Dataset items
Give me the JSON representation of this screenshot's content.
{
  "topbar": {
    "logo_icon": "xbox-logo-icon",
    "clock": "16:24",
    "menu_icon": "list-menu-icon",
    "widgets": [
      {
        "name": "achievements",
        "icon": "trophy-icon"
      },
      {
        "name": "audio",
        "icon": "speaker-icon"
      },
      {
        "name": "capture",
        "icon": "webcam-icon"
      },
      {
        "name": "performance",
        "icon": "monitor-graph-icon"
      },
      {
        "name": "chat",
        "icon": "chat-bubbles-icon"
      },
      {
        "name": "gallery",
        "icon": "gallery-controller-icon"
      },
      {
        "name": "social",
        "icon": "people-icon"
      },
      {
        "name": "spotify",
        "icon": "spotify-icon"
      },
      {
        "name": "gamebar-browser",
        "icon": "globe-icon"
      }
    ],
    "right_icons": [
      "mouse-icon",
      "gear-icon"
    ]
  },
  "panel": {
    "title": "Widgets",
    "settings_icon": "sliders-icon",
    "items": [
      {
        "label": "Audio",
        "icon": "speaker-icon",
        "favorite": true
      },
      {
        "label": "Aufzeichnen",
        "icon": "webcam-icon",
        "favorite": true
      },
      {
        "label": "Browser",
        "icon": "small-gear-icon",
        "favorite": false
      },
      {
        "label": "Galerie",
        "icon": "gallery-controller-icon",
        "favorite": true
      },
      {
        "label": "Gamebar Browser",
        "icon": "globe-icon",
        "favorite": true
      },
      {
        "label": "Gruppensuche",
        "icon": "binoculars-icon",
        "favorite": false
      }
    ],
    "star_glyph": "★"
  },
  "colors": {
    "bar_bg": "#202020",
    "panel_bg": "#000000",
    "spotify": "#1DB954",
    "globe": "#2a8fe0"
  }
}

● WHAT TO WORK ON
Report only how many lines of the listing hold the word "name".

● WRITTEN SOLUTION
9